- WRITTEN REQUEST
Copy only what runs from the line containing "Convert this document image to plain text." to the last line, both included, keeping it exact and omitting pictures.

- RECORDED INFORMATION
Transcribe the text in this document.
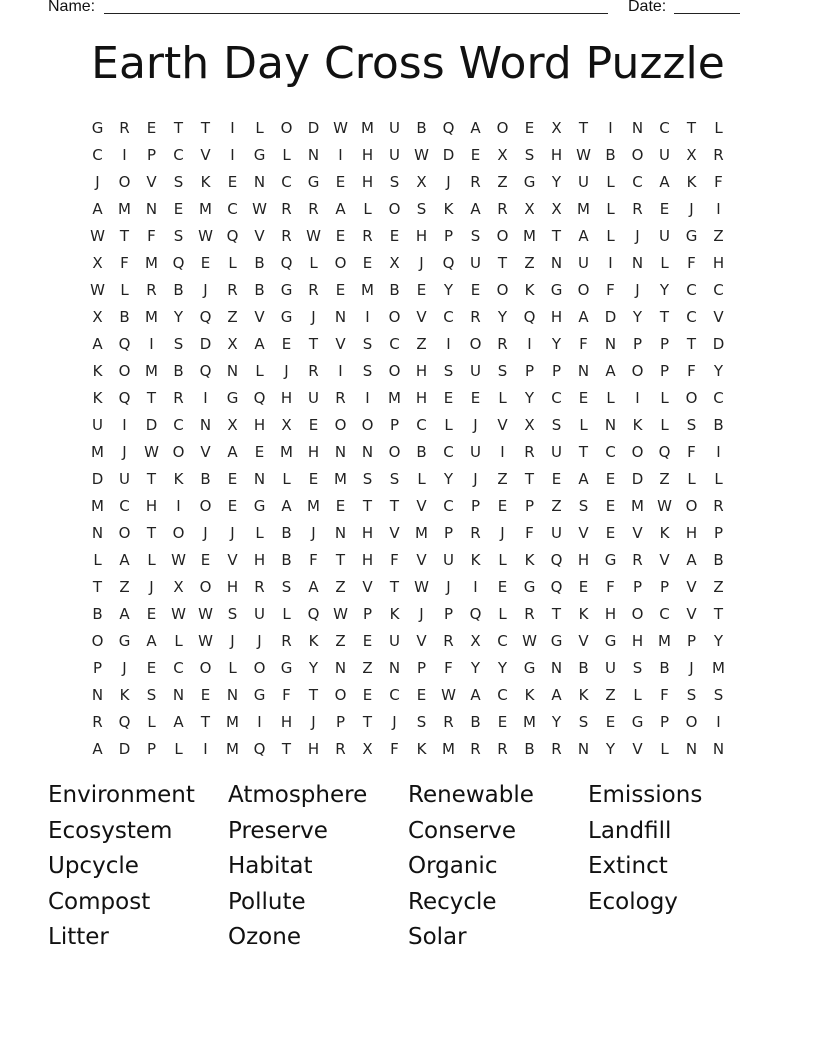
Name:	Date:
Earth Day Cross Word Puzzle
G	R	E	T	T	I	L	O	D W M	U	B	Q	A	O	E	X	T	I	N	C	T	L
C	I	P	C	V	I	G	L	N	I	H	U W D	E	X	S	H W B	O	U	X	R
J	O	V	S	K	E	N	C	G	E	H	S	X	J	R	Z	G	Y	U	L	C	A	K	F
A	M N	E	M	C W R	R	A	L	O	S	K	A	R	X	X	M	L	R	E	J	I
W T	F	S W Q	V	R W E	R	E	H	P	S	O M	T	A	L	J	U	G	Z
X	F	M Q	E	L	B	Q	L	O	E	X	J	Q	U	T	Z	N	U	I	N	L	F	H
W	L	R	B	J	R	B	G	R	E	M	B	E	Y	E	O	K	G	O	F	J	Y	C	C
X	B	M	Y	Q	Z	V	G	J	N	I	O	V	C	R	Y	Q	H	A	D	Y	T	C	V
A	Q	I	S	D	X	A	E	T	V	S	C	Z	I	O	R	I	Y	F	N	P	P	T	D
K	O M	B	Q	N	L	J	R	I	S	O	H	S	U	S	P	P	N	A	O	P	F	Y
K	Q	T	R	I	G	Q	H	U	R	I	M H	E	E	L	Y	C	E	L	I	L	O	C
U	I	D	C	N	X	H	X	E	O	O	P	C	L	J	V	X	S	L	N	K	L	S	B
M	J	W O	V	A	E	M H	N	N	O	B	C	U	I	R	U	T	C	O	Q	F	I
D	U	T	K	B	E	N	L	E	M	S	S	L	Y	J	Z	T	E	A	E	D	Z	L	L
M	C	H	I	O	E	G	A	M	E	T	T	V	C	P	E	P	Z	S	E	M W O	R
N	O	T	O	J	J	L	B	J	N	H	V	M	P	R	J	F	U	V	E	V	K	H	P
L	A	L	W E	V	H	B	F	T	H	F	V	U	K	L	K	Q	H	G	R	V	A	B
T	Z	J	X	O	H	R	S	A	Z	V	T	W	J	I	E	G	Q	E	F	P	P	V	Z
B	A	E W W S	U	L	Q W	P	K	J	P	Q	L	R	T	K	H	O	C	V	T
O	G	A	L	W	J	J	R	K	Z	E	U	V	R	X	C W G	V	G	H M	P	Y
P	J	E	C	O	L	O	G	Y	N	Z	N	P	F	Y	Y	G	N	B	U	S	B	J	M
N	K	S	N	E	N	G	F	T	O	E	C	E W A	C	K	A	K	Z	L	F	S	S
R	Q	L	A	T	M	I	H	J	P	T	J	S	R	B	E	M	Y	S	E	G	P	O	I
A	D	P	L	I	M Q	T	H	R	X	F	K	M	R	R	B	R	N	Y	V	L	N	N
Environment	Atmosphere	Renewable	Emissions
Ecosystem	Preserve	Conserve	Landfill
Upcycle	Habitat	Organic	Extinct
Compost	Pollute	Recycle	Ecology
Litter	Ozone	Solar
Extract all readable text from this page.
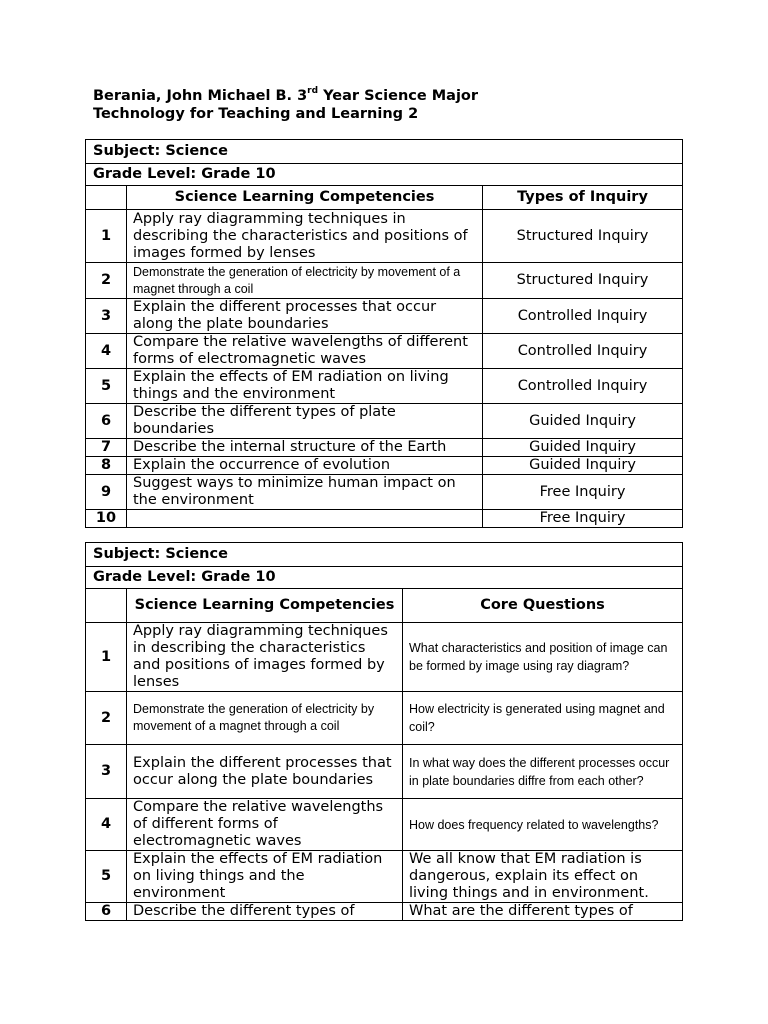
Berania, John Michael B. 3rd Year Science Major
Technology for Teaching and Learning 2
Subject: Science		
Grade Level: Grade 10		
	Science Learning Competencies	Types of Inquiry
1	Apply ray diagramming techniques in describing the characteristics and positions of images formed by lenses	Structured Inquiry
2	Demonstrate the generation of electricity by movement of a magnet through a coil	Structured Inquiry
3	Explain the different processes that occur along the plate boundaries	Controlled Inquiry
4	Compare the relative wavelengths of different forms of electromagnetic waves	Controlled Inquiry
5	Explain the effects of EM radiation on living things and the environment	Controlled Inquiry
6	Describe the different types of plate boundaries	Guided Inquiry
7	Describe the internal structure of the Earth	Guided Inquiry
8	Explain the occurrence of evolution	Guided Inquiry
9	Suggest ways to minimize human impact on the environment	Free Inquiry
10		Free Inquiry
Subject: Science		
Grade Level: Grade 10		
	Science Learning Competencies	Core Questions
1	Apply ray diagramming techniques in describing the characteristics and positions of images formed by lenses	What characteristics and position of image can be formed by image using ray diagram?
2	Demonstrate the generation of electricity by movement of a magnet through a coil	How electricity is generated using magnet and coil?
3	Explain the different processes that occur along the plate boundaries	In what way does the different processes occur in plate boundaries diffre from each other?
4	Compare the relative wavelengths of different forms of electromagnetic waves	How does frequency related to wavelengths?
5	Explain the effects of EM radiation on living things and the environment	We all know that EM radiation is dangerous, explain its effect on living things and in environment.
6	Describe the different types of	What are the different types of
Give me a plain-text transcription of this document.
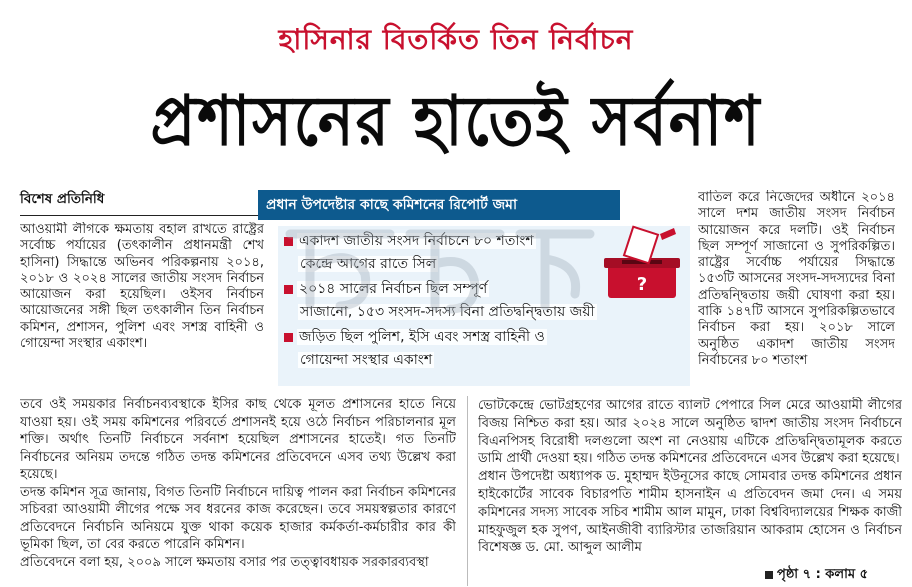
হাসিনার বিতর্কিত তিন নির্বাচন
প্রশাসনের হাতেই সর্বনাশ
বিশেষ প্রতিনিধি

আওয়ামী লীগকে ক্ষমতায় বহাল রাখতে রাষ্ট্রের সর্বোচ্চ পর্যায়ের (তৎকালীন প্রধানমন্ত্রী শেখ হাসিনা) সিদ্ধান্তে অভিনব পরিকল্পনায় ২০১৪, ২০১৮ ও ২০২৪ সালের জাতীয় সংসদ নির্বাচন আয়োজন করা হয়েছিল। ওইসব নির্বাচন আয়োজনের সঙ্গী ছিল তৎকালীন তিন নির্বাচন কমিশন, প্রশাসন, পুলিশ এবং সশস্ত্র বাহিনী ও গোয়েন্দা সংস্থার একাংশ।

একাদশ জাতীয় সংসদ নির্বাচনে ৮০ শতাংশ
কেন্দ্রে আগের রাতে সিল
২০১৪ সালের নির্বাচন ছিল সম্পূর্ণ
সাজানো, ১৫৩ সংসদ-সদস্য বিনা প্রতিদ্বন্দ্বিতায় জয়ী
জড়িত ছিল পুলিশ, ইসি এবং সশস্ত্র বাহিনী ও
গোয়েন্দা সংস্থার একাংশ
প্রধান উপদেষ্টার কাছে কমিশনের রিপোর্ট জমা
?

বাতিল করে নিজেদের অধীনে ২০১৪ সালে দশম জাতীয় সংসদ নির্বাচন আয়োজন করে দলটি। ওই নির্বাচন ছিল সম্পূর্ণ সাজানো ও সুপরিকল্পিত। রাষ্ট্রের সর্বোচ্চ পর্যায়ের সিদ্ধান্তে ১৫৩টি আসনের সংসদ-সদস্যদের বিনা প্রতিদ্বন্দ্বিতায় জয়ী ঘোষণা করা হয়। বাকি ১৪৭টি আসনে সুপরিকল্পিতভাবে নির্বাচন করা হয়। ২০১৮ সালে অনুষ্ঠিত একাদশ জাতীয় সংসদ নির্বাচনের ৮০ শতাংশ

তবে ওই সময়কার নির্বাচনব্যবস্থাকে ইসির কাছ থেকে মূলত প্রশাসনের হাতে নিয়ে যাওয়া হয়। ওই সময় কমিশনের পরিবর্তে প্রশাসনই হয়ে ওঠে নির্বাচন পরিচালনার মূল শক্তি। অর্থাৎ তিনটি নির্বাচনে সর্বনাশ হয়েছিল প্রশাসনের হাতেই। গত তিনটি নির্বাচনের অনিয়ম তদন্তে গঠিত তদন্ত কমিশনের প্রতিবেদনে এসব তথ্য উল্লেখ করা হয়েছে।

তদন্ত কমিশন সূত্র জানায়, বিগত তিনটি নির্বাচনে দায়িত্ব পালন করা নির্বাচন কমিশনের সচিবরা আওয়ামী লীগের পক্ষে সব ধরনের কাজ করেছেন। তবে সময়স্বল্পতার কারণে প্রতিবেদনে নির্বাচনি অনিয়মে যুক্ত থাকা কয়েক হাজার কর্মকর্তা-কর্মচারীর কার কী ভূমিকা ছিল, তা বের করতে পারেনি কমিশন।

প্রতিবেদনে বলা হয়, ২০০৯ সালে ক্ষমতায় বসার পর তত্ত্বাবধায়ক সরকারব্যবস্থা

ভোটকেন্দ্রে ভোটগ্রহণের আগের রাতে ব্যালট পেপারে সিল মেরে আওয়ামী লীগের বিজয় নিশ্চিত করা হয়। আর ২০২৪ সালে অনুষ্ঠিত দ্বাদশ জাতীয় সংসদ নির্বাচনে বিএনপিসহ বিরোধী দলগুলো অংশ না নেওয়ায় এটিকে প্রতিদ্বন্দ্বিতামূলক করতে ডামি প্রার্থী দেওয়া হয়। গঠিত তদন্ত কমিশনের প্রতিবেদনে এসব উল্লেখ করা হয়েছে।

প্রধান উপদেষ্টা অধ্যাপক ড. মুহাম্মদ ইউনূসের কাছে সোমবার তদন্ত কমিশনের প্রধান হাইকোর্টের সাবেক বিচারপতি শামীম হাসনাইন এ প্রতিবেদন জমা দেন। এ সময় কমিশনের সদস্য সাবেক সচিব শামীম আল মামুন, ঢাকা বিশ্ববিদ্যালয়ের শিক্ষক কাজী মাহফুজুল হক সুপণ, আইনজীবী ব্যারিস্টার তাজরিয়ান আকরাম হোসেন ও নির্বাচন বিশেষজ্ঞ ড. মো. আব্দুল আলীম

পৃষ্ঠা ৭ : কলাম ৫
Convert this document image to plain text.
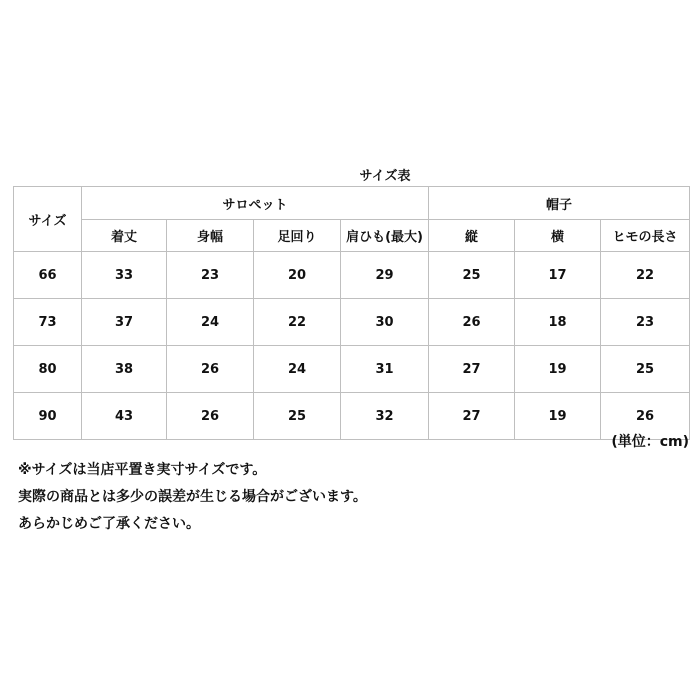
サイズ表
サイズ	サロペット				帽子		
	着丈	身幅	足回り	肩ひも(最大)	縦	横	ヒモの長さ
66	33	23	20	29	25	17	22
73	37	24	22	30	26	18	23
80	38	26	24	31	27	19	25
90	43	26	25	32	27	19	26
(単位：cm)
※サイズは当店平置き実寸サイズです。
実際の商品とは多少の誤差が生じる場合がございます。
あらかじめご了承ください。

- RESPONSE FOR THIS EXERCISE
Convert this document image to plain text.
サイズ表
サイズ	サロペット				帽子		
	着丈	身幅	足回り	肩ひも(最大)	縦	横	ヒモの長さ
66	33	23	20	29	25	17	22
73	37	24	22	30	26	18	23
80	38	26	24	31	27	19	25
90	43	26	25	32	27	19	26
(単位：cm)
※サイズは当店平置き実寸サイズです。
実際の商品とは多少の誤差が生じる場合がございます。
あらかじめご了承ください。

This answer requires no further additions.